PROBLEM STATEMENT:
Transcribe each line of the records below exactly, excluding any embedded images.
-- Start DATASET EXCERPTS --
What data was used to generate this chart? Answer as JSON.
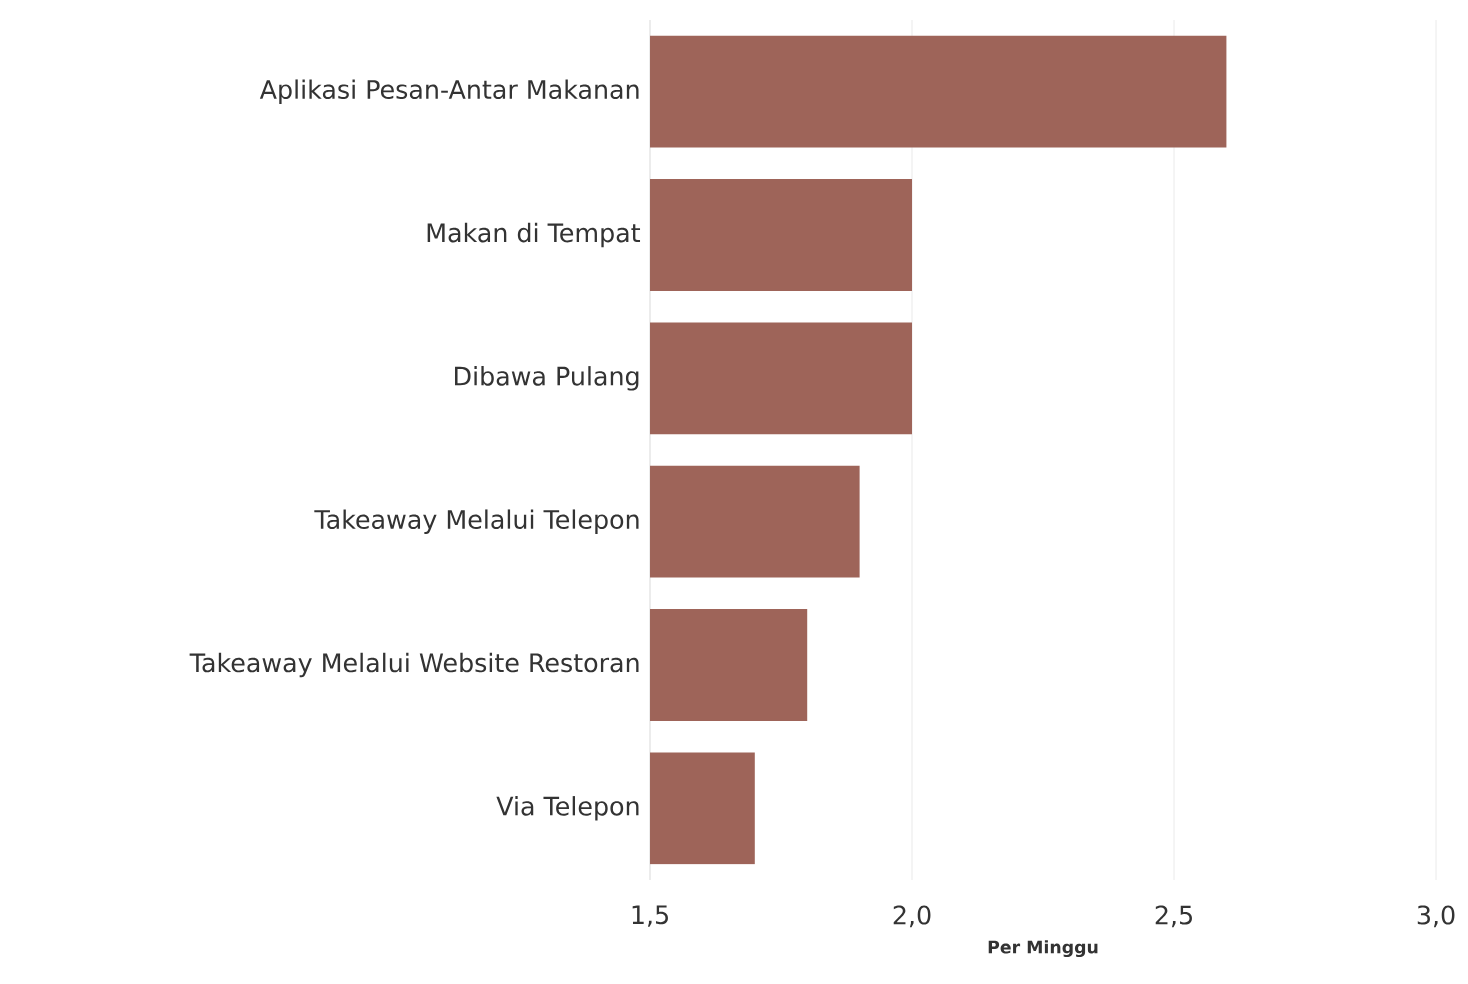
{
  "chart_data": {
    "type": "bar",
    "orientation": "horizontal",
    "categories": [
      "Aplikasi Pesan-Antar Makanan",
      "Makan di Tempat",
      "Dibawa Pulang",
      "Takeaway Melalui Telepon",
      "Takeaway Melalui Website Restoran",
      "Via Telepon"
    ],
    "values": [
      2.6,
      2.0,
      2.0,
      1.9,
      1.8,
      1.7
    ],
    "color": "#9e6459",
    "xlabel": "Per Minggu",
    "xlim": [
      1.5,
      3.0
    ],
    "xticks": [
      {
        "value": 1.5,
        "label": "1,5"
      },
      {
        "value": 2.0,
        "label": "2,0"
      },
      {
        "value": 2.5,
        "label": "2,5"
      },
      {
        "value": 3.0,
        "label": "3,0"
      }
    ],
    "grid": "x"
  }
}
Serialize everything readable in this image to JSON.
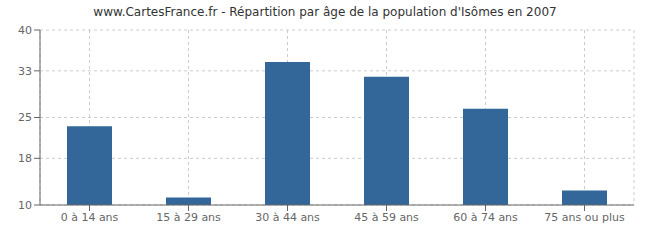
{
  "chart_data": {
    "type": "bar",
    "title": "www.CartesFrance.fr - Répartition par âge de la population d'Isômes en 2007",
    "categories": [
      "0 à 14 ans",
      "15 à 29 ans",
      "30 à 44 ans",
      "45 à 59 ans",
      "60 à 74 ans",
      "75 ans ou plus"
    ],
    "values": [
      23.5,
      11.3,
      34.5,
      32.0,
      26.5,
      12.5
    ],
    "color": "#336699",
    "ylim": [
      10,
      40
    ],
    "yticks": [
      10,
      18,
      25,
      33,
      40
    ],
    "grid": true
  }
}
-- End DATASET EXCERPTS --
ANSWER FOR THIS EXERCISE:
What data was used to generate this chart? Answer as JSON.
{
  "chart_data": {
    "type": "bar",
    "orientation": "horizontal",
    "categories": [
      "Aplikasi Pesan-Antar Makanan",
      "Makan di Tempat",
      "Dibawa Pulang",
      "Takeaway Melalui Telepon",
      "Takeaway Melalui Website Restoran",
      "Via Telepon"
    ],
    "values": [
      2.6,
      2.0,
      2.0,
      1.9,
      1.8,
      1.7
    ],
    "color": "#9e6459",
    "xlabel": "Per Minggu",
    "xlim": [
      1.5,
      3.0
    ],
    "xticks": [
      {
        "value": 1.5,
        "label": "1,5"
      },
      {
        "value": 2.0,
        "label": "2,0"
      },
      {
        "value": 2.5,
        "label": "2,5"
      },
      {
        "value": 3.0,
        "label": "3,0"
      }
    ],
    "grid": "x"
  }
}
Serialize everything readable in this image to JSON.
{
  "chart_data": {
    "type": "bar",
    "title": "www.CartesFrance.fr - Répartition par âge de la population d'Isômes en 2007",
    "categories": [
      "0 à 14 ans",
      "15 à 29 ans",
      "30 à 44 ans",
      "45 à 59 ans",
      "60 à 74 ans",
      "75 ans ou plus"
    ],
    "values": [
      23.5,
      11.3,
      34.5,
      32.0,
      26.5,
      12.5
    ],
    "color": "#336699",
    "ylim": [
      10,
      40
    ],
    "yticks": [
      10,
      18,
      25,
      33,
      40
    ],
    "grid": true
  }
}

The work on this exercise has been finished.